------ Dataset records ------

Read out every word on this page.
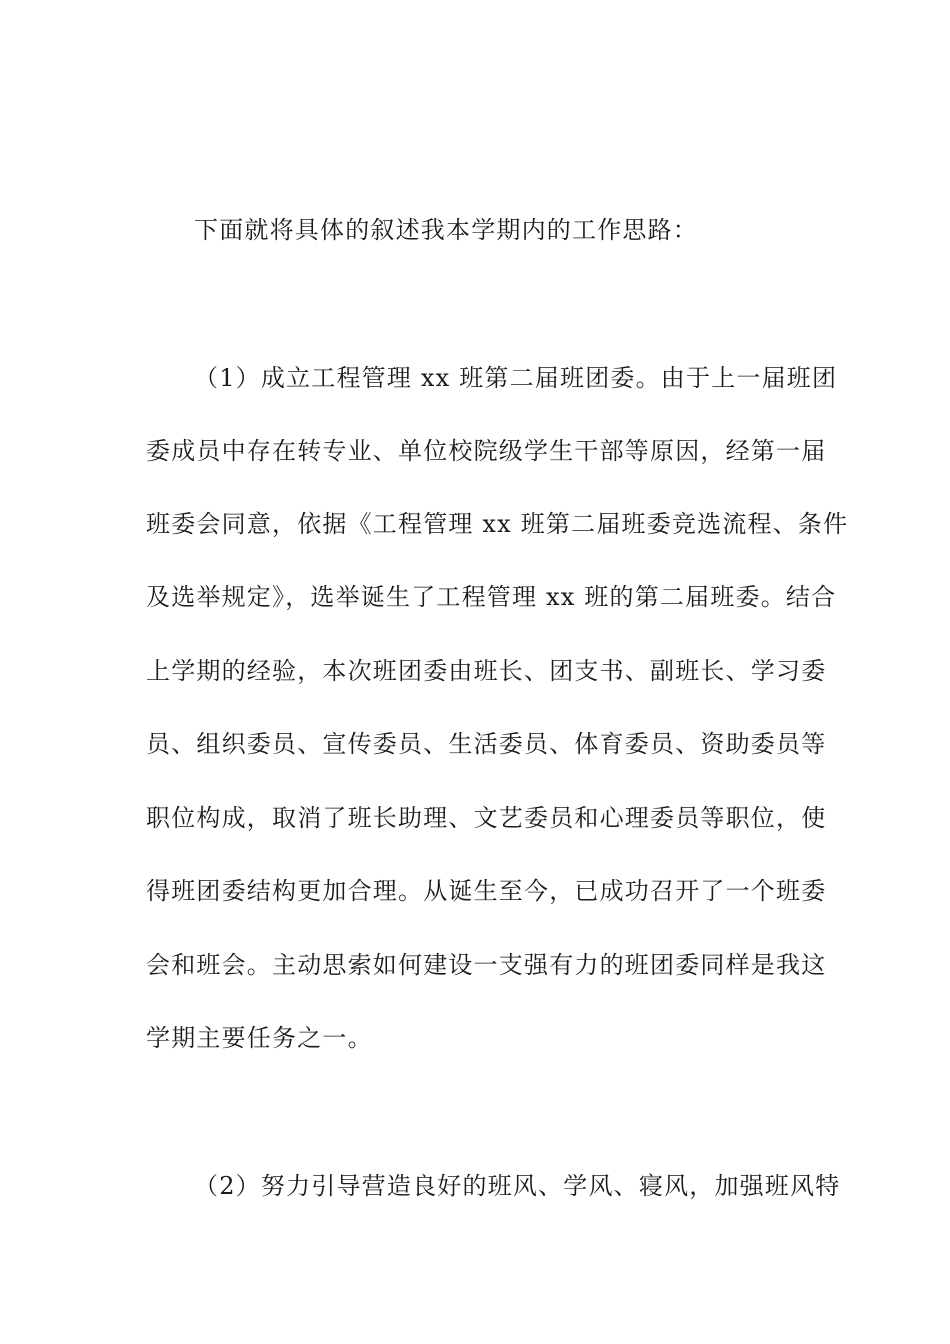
下面就将具体的叙述我本学期内的工作思路：
（1）成立工程管理 xx 班第二届班团委。由于上一届班团
委成员中存在转专业、单位校院级学生干部等原因，经第一届
班委会同意，依据《工程管理 xx 班第二届班委竞选流程、条件
及选举规定》，选举诞生了工程管理 xx 班的第二届班委。结合
上学期的经验，本次班团委由班长、团支书、副班长、学习委
员、组织委员、宣传委员、生活委员、体育委员、资助委员等
职位构成，取消了班长助理、文艺委员和心理委员等职位，使
得班团委结构更加合理。从诞生至今，已成功召开了一个班委
会和班会。主动思索如何建设一支强有力的班团委同样是我这
学期主要任务之一。
（2）努力引导营造良好的班风、学风、寝风，加强班风特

------

Return all the entries word for word, but omit any pictures they contain.

_Task result:_
Read out every word on this page.
下面就将具体的叙述我本学期内的工作思路：
（1）成立工程管理 xx 班第二届班团委。由于上一届班团
委成员中存在转专业、单位校院级学生干部等原因，经第一届
班委会同意，依据《工程管理 xx 班第二届班委竞选流程、条件
及选举规定》，选举诞生了工程管理 xx 班的第二届班委。结合
上学期的经验，本次班团委由班长、团支书、副班长、学习委
员、组织委员、宣传委员、生活委员、体育委员、资助委员等
职位构成，取消了班长助理、文艺委员和心理委员等职位，使
得班团委结构更加合理。从诞生至今，已成功召开了一个班委
会和班会。主动思索如何建设一支强有力的班团委同样是我这
学期主要任务之一。
（2）努力引导营造良好的班风、学风、寝风，加强班风特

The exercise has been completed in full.